───── DATA SHOWN

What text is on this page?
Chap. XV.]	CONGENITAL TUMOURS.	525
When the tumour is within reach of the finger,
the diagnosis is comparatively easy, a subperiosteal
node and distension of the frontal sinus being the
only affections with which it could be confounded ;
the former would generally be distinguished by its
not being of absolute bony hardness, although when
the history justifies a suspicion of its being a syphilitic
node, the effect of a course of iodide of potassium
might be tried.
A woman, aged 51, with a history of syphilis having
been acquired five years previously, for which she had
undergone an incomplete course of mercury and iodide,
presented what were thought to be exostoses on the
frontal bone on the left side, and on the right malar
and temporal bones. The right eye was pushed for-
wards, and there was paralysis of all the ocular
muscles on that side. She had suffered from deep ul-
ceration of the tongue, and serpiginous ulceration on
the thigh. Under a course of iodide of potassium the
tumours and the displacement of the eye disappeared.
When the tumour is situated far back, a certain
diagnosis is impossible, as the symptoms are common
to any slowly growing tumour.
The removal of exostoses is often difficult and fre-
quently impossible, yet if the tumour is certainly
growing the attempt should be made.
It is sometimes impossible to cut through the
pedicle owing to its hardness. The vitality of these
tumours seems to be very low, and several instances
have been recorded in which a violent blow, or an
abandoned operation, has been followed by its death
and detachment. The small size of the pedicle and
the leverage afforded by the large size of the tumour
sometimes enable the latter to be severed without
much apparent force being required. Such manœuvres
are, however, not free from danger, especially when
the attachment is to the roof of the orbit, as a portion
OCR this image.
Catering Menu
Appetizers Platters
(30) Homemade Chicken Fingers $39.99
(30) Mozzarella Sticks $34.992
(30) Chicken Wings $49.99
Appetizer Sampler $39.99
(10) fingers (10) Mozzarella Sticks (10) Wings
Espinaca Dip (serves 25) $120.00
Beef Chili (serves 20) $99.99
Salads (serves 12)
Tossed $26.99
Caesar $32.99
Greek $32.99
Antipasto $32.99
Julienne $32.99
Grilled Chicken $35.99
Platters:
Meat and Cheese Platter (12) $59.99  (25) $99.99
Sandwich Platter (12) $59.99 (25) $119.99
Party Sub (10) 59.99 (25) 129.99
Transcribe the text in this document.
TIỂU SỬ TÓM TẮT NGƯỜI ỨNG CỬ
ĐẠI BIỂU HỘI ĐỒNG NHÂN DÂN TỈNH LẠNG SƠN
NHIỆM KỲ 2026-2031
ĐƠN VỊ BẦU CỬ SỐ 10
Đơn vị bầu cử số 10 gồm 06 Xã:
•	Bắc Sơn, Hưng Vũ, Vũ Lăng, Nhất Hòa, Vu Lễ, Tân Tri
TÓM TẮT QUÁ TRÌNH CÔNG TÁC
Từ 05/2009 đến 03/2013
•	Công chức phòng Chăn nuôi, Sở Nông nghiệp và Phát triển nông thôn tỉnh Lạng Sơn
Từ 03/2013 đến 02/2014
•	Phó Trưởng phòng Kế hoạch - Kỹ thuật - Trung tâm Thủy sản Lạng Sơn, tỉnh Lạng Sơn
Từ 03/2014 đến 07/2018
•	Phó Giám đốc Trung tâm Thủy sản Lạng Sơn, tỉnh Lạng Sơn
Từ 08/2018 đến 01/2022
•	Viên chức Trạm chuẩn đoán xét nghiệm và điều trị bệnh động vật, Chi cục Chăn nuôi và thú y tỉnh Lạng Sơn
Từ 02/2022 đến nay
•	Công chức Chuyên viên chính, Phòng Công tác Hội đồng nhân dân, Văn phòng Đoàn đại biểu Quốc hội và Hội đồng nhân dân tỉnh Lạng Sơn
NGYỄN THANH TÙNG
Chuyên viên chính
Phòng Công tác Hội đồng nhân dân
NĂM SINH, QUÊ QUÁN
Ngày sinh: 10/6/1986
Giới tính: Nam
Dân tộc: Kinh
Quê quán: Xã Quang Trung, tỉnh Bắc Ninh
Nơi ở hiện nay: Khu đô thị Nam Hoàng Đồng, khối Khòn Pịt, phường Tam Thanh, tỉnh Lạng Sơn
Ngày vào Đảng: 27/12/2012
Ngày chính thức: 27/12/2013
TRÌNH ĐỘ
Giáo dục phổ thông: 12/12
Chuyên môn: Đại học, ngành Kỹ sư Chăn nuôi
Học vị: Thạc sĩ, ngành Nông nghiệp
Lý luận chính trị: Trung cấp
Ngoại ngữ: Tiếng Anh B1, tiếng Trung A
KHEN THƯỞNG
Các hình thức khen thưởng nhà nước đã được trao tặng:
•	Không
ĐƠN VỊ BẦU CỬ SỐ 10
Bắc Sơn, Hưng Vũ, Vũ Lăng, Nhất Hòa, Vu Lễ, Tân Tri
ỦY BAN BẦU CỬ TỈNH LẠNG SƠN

──────────

Gather each line from the entries above that includes the word "nuôi".

• RESULT FOR THIS EXERCISE
•	Công chức phòng Chăn nuôi, Sở Nông nghiệp và Phát triển nông thôn tỉnh Lạng Sơn
•	Viên chức Trạm chuẩn đoán xét nghiệm và điều trị bệnh động vật, Chi cục Chăn nuôi và thú y tỉnh Lạng Sơn
Chuyên môn: Đại học, ngành Kỹ sư Chăn nuôi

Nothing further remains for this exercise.